*TASK*:
Reproduce all the lines below exactly and omit the images.

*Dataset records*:

▬▬▬▬▬▬▬▬▬▬

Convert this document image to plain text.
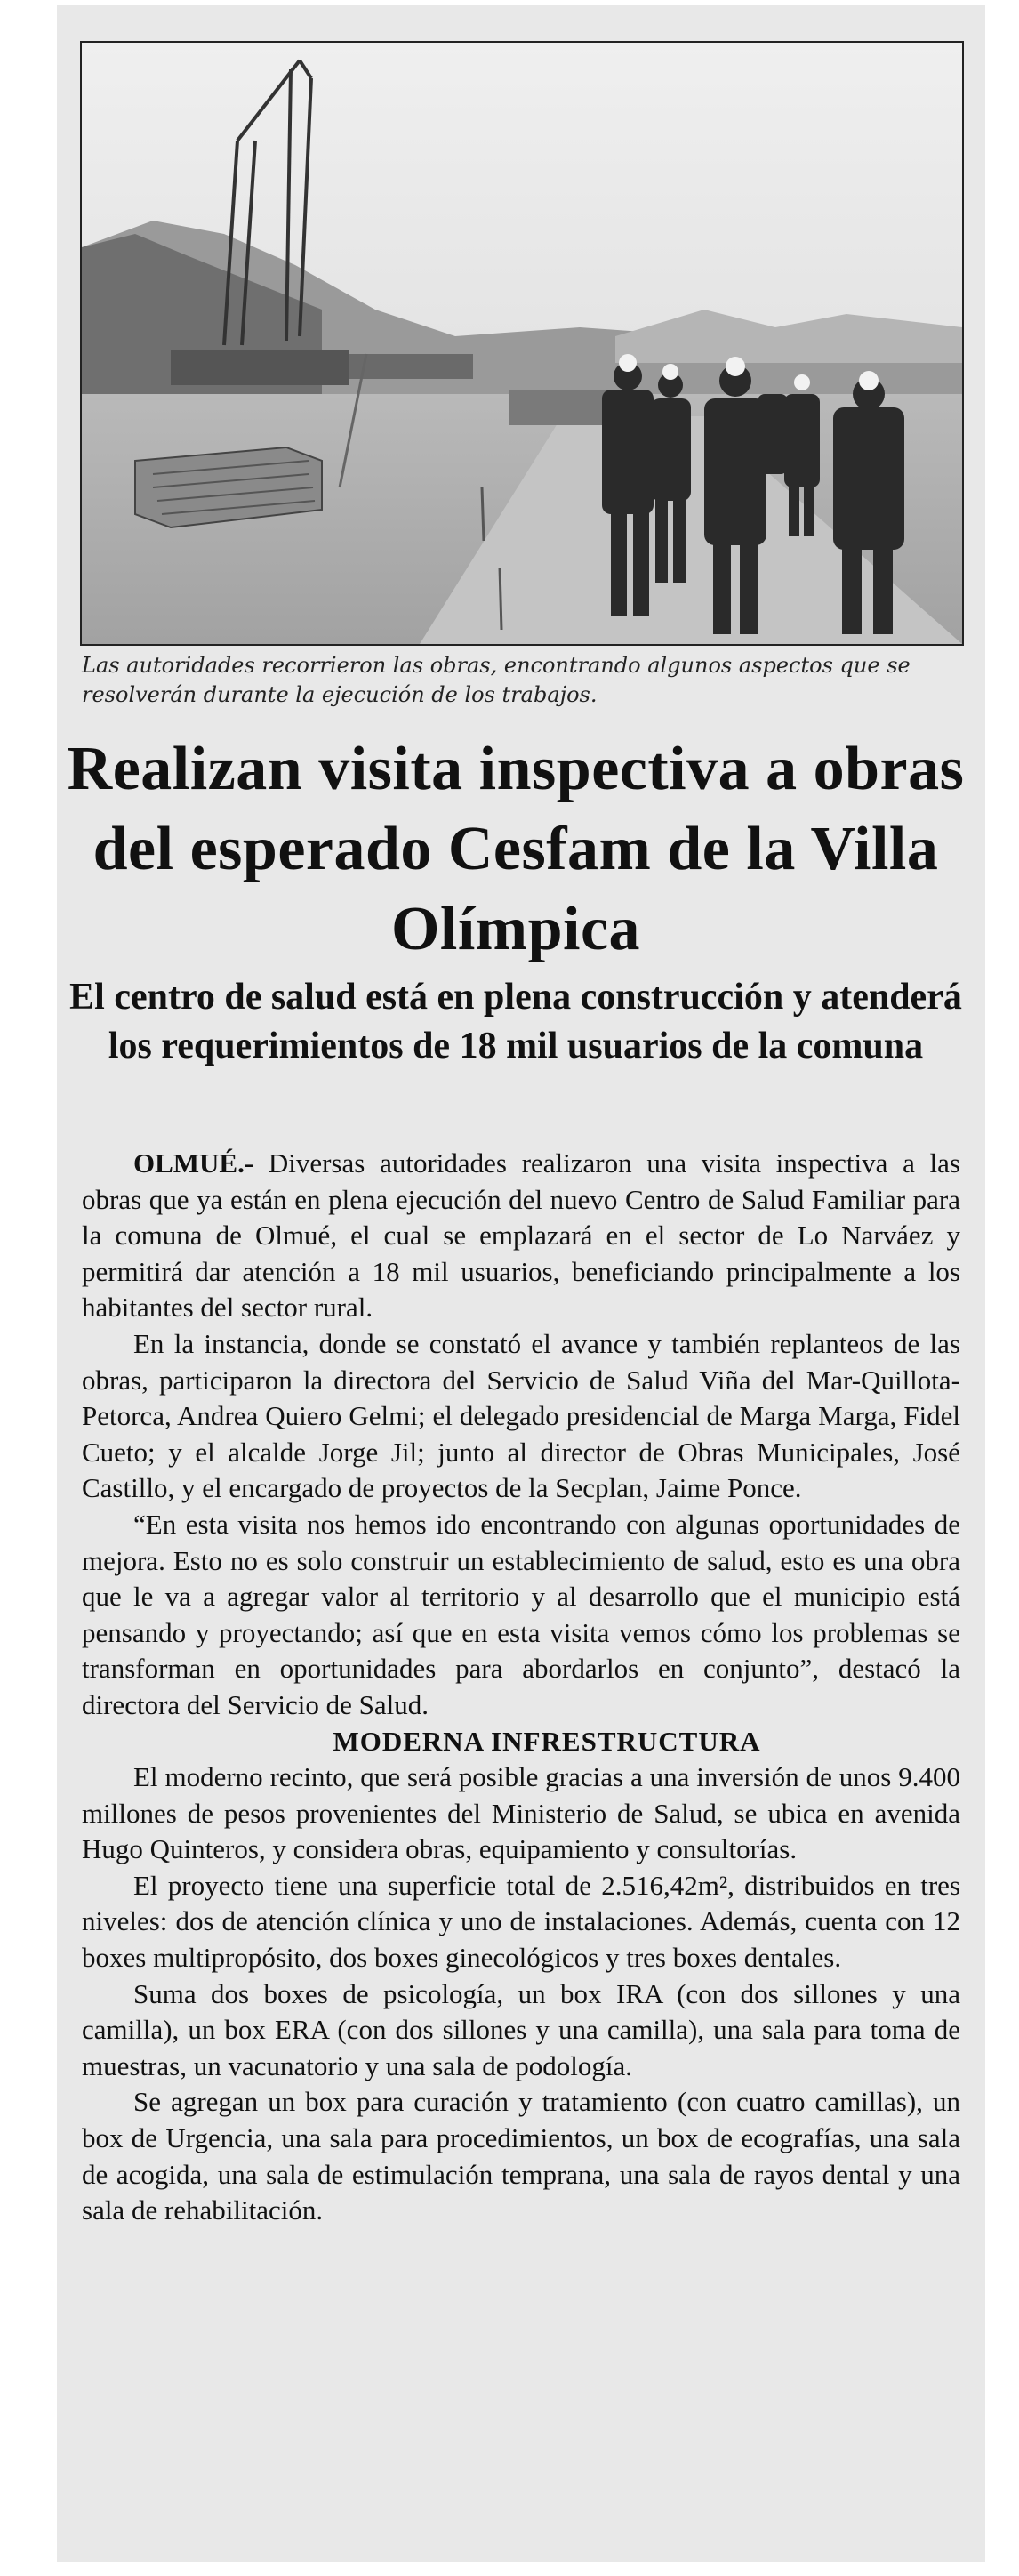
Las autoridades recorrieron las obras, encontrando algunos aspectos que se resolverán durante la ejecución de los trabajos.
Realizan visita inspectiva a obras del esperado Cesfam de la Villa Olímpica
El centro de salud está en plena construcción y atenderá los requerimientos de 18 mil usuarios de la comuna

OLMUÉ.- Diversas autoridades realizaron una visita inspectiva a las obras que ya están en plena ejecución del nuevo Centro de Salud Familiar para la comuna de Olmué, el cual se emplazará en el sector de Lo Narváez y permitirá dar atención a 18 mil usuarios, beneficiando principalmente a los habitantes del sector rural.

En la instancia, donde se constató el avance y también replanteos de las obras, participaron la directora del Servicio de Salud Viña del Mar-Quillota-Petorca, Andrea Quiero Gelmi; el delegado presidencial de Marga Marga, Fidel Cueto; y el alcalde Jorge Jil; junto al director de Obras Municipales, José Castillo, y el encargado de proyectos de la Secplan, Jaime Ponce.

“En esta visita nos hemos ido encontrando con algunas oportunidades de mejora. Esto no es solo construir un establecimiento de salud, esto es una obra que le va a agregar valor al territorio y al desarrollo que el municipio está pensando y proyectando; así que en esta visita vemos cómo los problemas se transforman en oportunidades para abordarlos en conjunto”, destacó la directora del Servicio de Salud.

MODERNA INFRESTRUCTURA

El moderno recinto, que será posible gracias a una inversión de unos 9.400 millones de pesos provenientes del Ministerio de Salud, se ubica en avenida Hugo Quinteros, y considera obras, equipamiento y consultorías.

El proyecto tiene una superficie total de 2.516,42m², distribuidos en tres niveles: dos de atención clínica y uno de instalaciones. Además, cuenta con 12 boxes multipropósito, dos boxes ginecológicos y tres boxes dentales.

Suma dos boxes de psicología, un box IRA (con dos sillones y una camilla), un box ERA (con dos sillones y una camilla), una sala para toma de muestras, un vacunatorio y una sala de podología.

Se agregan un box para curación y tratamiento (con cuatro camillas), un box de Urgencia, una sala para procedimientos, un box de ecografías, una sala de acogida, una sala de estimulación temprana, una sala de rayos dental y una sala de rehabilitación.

▬▬▬▬▬▬▬▬▬▬

*WRITTEN RESPONSE*:
Convert this document image to plain text.
Las autoridades recorrieron las obras, encontrando algunos aspectos que se resolverán durante la ejecución de los trabajos.
Realizan visita inspectiva a obras del esperado Cesfam de la Villa Olímpica
El centro de salud está en plena construcción y atenderá los requerimientos de 18 mil usuarios de la comuna

OLMUÉ.- Diversas autoridades realizaron una visita inspectiva a las obras que ya están en plena ejecución del nuevo Centro de Salud Familiar para la comuna de Olmué, el cual se emplazará en el sector de Lo Narváez y permitirá dar atención a 18 mil usuarios, beneficiando principalmente a los habitantes del sector rural.

En la instancia, donde se constató el avance y también replanteos de las obras, participaron la directora del Servicio de Salud Viña del Mar-Quillota-Petorca, Andrea Quiero Gelmi; el delegado presidencial de Marga Marga, Fidel Cueto; y el alcalde Jorge Jil; junto al director de Obras Municipales, José Castillo, y el encargado de proyectos de la Secplan, Jaime Ponce.

“En esta visita nos hemos ido encontrando con algunas oportunidades de mejora. Esto no es solo construir un establecimiento de salud, esto es una obra que le va a agregar valor al territorio y al desarrollo que el municipio está pensando y proyectando; así que en esta visita vemos cómo los problemas se transforman en oportunidades para abordarlos en conjunto”, destacó la directora del Servicio de Salud.

MODERNA INFRESTRUCTURA

El moderno recinto, que será posible gracias a una inversión de unos 9.400 millones de pesos provenientes del Ministerio de Salud, se ubica en avenida Hugo Quinteros, y considera obras, equipamiento y consultorías.

El proyecto tiene una superficie total de 2.516,42m², distribuidos en tres niveles: dos de atención clínica y uno de instalaciones. Además, cuenta con 12 boxes multipropósito, dos boxes ginecológicos y tres boxes dentales.

Suma dos boxes de psicología, un box IRA (con dos sillones y una camilla), un box ERA (con dos sillones y una camilla), una sala para toma de muestras, un vacunatorio y una sala de podología.

Se agregan un box para curación y tratamiento (con cuatro camillas), un box de Urgencia, una sala para procedimientos, un box de ecografías, una sala de acogida, una sala de estimulación temprana, una sala de rayos dental y una sala de rehabilitación.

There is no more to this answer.